*** PROVIDED RECORDS ***

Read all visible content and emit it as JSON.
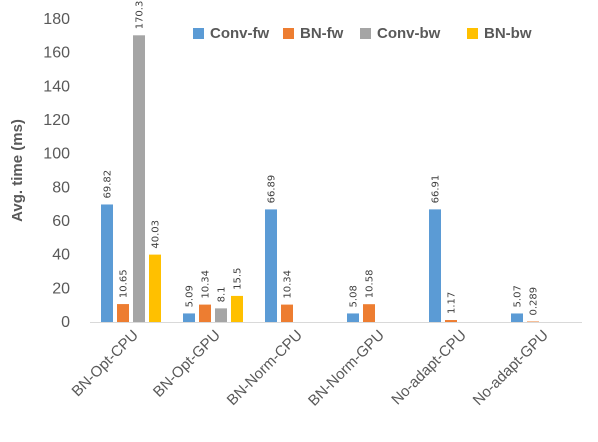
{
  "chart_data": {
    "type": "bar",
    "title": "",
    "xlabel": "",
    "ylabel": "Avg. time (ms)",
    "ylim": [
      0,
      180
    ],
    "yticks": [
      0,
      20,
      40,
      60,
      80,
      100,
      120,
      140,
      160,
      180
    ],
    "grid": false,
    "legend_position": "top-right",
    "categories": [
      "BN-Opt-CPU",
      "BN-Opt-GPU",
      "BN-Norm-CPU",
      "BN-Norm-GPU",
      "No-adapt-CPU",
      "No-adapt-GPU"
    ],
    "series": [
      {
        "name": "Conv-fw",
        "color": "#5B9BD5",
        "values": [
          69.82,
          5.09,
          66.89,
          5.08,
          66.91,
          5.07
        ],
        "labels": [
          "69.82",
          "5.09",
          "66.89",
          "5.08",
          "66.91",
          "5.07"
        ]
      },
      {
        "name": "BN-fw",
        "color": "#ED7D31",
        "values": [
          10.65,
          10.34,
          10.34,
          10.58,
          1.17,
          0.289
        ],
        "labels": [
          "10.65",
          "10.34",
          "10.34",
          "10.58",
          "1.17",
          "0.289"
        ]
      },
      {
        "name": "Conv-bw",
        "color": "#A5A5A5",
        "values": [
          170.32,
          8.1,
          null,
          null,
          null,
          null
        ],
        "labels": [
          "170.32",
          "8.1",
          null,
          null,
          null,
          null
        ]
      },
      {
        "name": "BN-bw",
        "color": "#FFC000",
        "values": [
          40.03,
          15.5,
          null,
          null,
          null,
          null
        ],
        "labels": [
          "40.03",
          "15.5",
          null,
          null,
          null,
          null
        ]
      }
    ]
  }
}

***

> _WHAT IS ASKED_:
Give all the lines above again, character for character, without pictures.

> _FULL SOLUTION_:
Read all visible content and emit it as JSON.
{
  "chart_data": {
    "type": "bar",
    "title": "",
    "xlabel": "",
    "ylabel": "Avg. time (ms)",
    "ylim": [
      0,
      180
    ],
    "yticks": [
      0,
      20,
      40,
      60,
      80,
      100,
      120,
      140,
      160,
      180
    ],
    "grid": false,
    "legend_position": "top-right",
    "categories": [
      "BN-Opt-CPU",
      "BN-Opt-GPU",
      "BN-Norm-CPU",
      "BN-Norm-GPU",
      "No-adapt-CPU",
      "No-adapt-GPU"
    ],
    "series": [
      {
        "name": "Conv-fw",
        "color": "#5B9BD5",
        "values": [
          69.82,
          5.09,
          66.89,
          5.08,
          66.91,
          5.07
        ],
        "labels": [
          "69.82",
          "5.09",
          "66.89",
          "5.08",
          "66.91",
          "5.07"
        ]
      },
      {
        "name": "BN-fw",
        "color": "#ED7D31",
        "values": [
          10.65,
          10.34,
          10.34,
          10.58,
          1.17,
          0.289
        ],
        "labels": [
          "10.65",
          "10.34",
          "10.34",
          "10.58",
          "1.17",
          "0.289"
        ]
      },
      {
        "name": "Conv-bw",
        "color": "#A5A5A5",
        "values": [
          170.32,
          8.1,
          null,
          null,
          null,
          null
        ],
        "labels": [
          "170.32",
          "8.1",
          null,
          null,
          null,
          null
        ]
      },
      {
        "name": "BN-bw",
        "color": "#FFC000",
        "values": [
          40.03,
          15.5,
          null,
          null,
          null,
          null
        ],
        "labels": [
          "40.03",
          "15.5",
          null,
          null,
          null,
          null
        ]
      }
    ]
  }
}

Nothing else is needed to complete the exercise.